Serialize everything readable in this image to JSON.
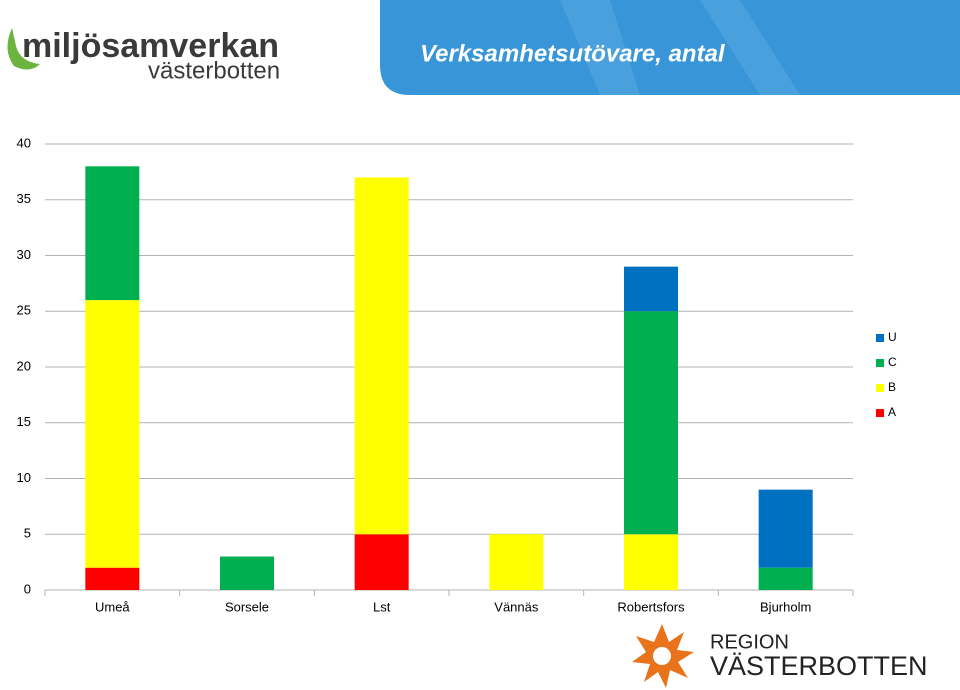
{
  "chart_data": {
    "type": "stacked-bar",
    "title": "Verksamhetsutövare, antal",
    "categories": [
      "Umeå",
      "Sorsele",
      "Lst",
      "Vännäs",
      "Robertsfors",
      "Bjurholm"
    ],
    "series": [
      {
        "name": "A",
        "color": "#ff0000",
        "values": [
          2,
          0,
          5,
          0,
          0,
          0
        ]
      },
      {
        "name": "B",
        "color": "#ffff00",
        "values": [
          24,
          0,
          32,
          5,
          5,
          0
        ]
      },
      {
        "name": "C",
        "color": "#00b050",
        "values": [
          12,
          3,
          0,
          0,
          20,
          2
        ]
      },
      {
        "name": "U",
        "color": "#0070c0",
        "values": [
          0,
          0,
          0,
          0,
          4,
          7
        ]
      }
    ],
    "ylim": [
      0,
      40
    ],
    "yticks": [
      0,
      5,
      10,
      15,
      20,
      25,
      30,
      35,
      40
    ],
    "grid": true,
    "legend": "right"
  },
  "logo_left": {
    "name": "miljösamverkan",
    "region": "västerbotten"
  },
  "logo_right": {
    "line1": "REGION",
    "line2": "VÄSTERBOTTEN"
  }
}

────

(WHAT IS ASKED): Using the records above, copy each line that contains "name".

(FINAL ANSWER):
        "name": "A",
        "name": "B",
        "name": "C",
        "name": "U",
    "name": "miljösamverkan",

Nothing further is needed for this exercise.